» **Your instructions**
Copy out the material below word for word, every line and every number unchanged.

┌──

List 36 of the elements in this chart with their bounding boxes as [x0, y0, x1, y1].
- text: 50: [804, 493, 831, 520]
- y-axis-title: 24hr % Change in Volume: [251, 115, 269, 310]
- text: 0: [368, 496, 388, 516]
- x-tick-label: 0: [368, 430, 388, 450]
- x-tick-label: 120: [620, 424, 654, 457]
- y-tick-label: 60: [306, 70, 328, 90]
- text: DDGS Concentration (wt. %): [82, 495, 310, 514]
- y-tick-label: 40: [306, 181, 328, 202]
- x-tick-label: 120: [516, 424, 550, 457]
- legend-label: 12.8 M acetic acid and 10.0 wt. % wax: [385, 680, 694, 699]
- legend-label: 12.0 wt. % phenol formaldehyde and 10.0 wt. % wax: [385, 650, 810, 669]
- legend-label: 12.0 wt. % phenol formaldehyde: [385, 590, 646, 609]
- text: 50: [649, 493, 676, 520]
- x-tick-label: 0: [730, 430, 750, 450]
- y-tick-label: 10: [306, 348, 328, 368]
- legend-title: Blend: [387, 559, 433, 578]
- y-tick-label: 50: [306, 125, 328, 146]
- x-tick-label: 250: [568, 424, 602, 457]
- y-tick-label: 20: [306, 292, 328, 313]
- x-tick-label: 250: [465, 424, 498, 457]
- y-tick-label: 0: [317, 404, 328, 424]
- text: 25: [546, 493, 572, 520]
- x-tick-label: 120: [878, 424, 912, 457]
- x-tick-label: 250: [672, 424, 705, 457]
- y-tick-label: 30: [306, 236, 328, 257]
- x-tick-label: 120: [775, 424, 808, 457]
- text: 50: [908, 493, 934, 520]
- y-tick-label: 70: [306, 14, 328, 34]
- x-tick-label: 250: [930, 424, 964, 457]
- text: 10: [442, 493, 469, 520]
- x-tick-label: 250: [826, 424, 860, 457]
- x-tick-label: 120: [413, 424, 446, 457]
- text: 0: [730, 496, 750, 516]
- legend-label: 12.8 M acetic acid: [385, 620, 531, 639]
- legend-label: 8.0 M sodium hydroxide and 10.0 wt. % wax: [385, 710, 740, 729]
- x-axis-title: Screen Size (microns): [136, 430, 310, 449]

└──

» **Task answer**
List 36 of the elements in this chart with their bounding boxes as [x0, y0, x1, y1].
- text: 50: [804, 493, 831, 520]
- y-axis-title: 24hr % Change in Volume: [251, 115, 269, 310]
- text: 0: [368, 496, 388, 516]
- x-tick-label: 0: [368, 430, 388, 450]
- x-tick-label: 120: [620, 424, 654, 457]
- y-tick-label: 60: [306, 70, 328, 90]
- text: DDGS Concentration (wt. %): [82, 495, 310, 514]
- y-tick-label: 40: [306, 181, 328, 202]
- x-tick-label: 120: [516, 424, 550, 457]
- legend-label: 12.8 M acetic acid and 10.0 wt. % wax: [385, 680, 694, 699]
- legend-label: 12.0 wt. % phenol formaldehyde and 10.0 wt. % wax: [385, 650, 810, 669]
- legend-label: 12.0 wt. % phenol formaldehyde: [385, 590, 646, 609]
- text: 50: [649, 493, 676, 520]
- x-tick-label: 0: [730, 430, 750, 450]
- y-tick-label: 10: [306, 348, 328, 368]
- legend-title: Blend: [387, 559, 433, 578]
- y-tick-label: 50: [306, 125, 328, 146]
- x-tick-label: 250: [568, 424, 602, 457]
- y-tick-label: 20: [306, 292, 328, 313]
- x-tick-label: 250: [465, 424, 498, 457]
- y-tick-label: 0: [317, 404, 328, 424]
- text: 25: [546, 493, 572, 520]
- x-tick-label: 120: [878, 424, 912, 457]
- x-tick-label: 250: [672, 424, 705, 457]
- y-tick-label: 30: [306, 236, 328, 257]
- x-tick-label: 120: [775, 424, 808, 457]
- text: 50: [908, 493, 934, 520]
- y-tick-label: 70: [306, 14, 328, 34]
- x-tick-label: 250: [930, 424, 964, 457]
- text: 10: [442, 493, 469, 520]
- x-tick-label: 250: [826, 424, 860, 457]
- x-tick-label: 120: [413, 424, 446, 457]
- text: 0: [730, 496, 750, 516]
- legend-label: 12.8 M acetic acid: [385, 620, 531, 639]
- legend-label: 8.0 M sodium hydroxide and 10.0 wt. % wax: [385, 710, 740, 729]
- x-axis-title: Screen Size (microns): [136, 430, 310, 449]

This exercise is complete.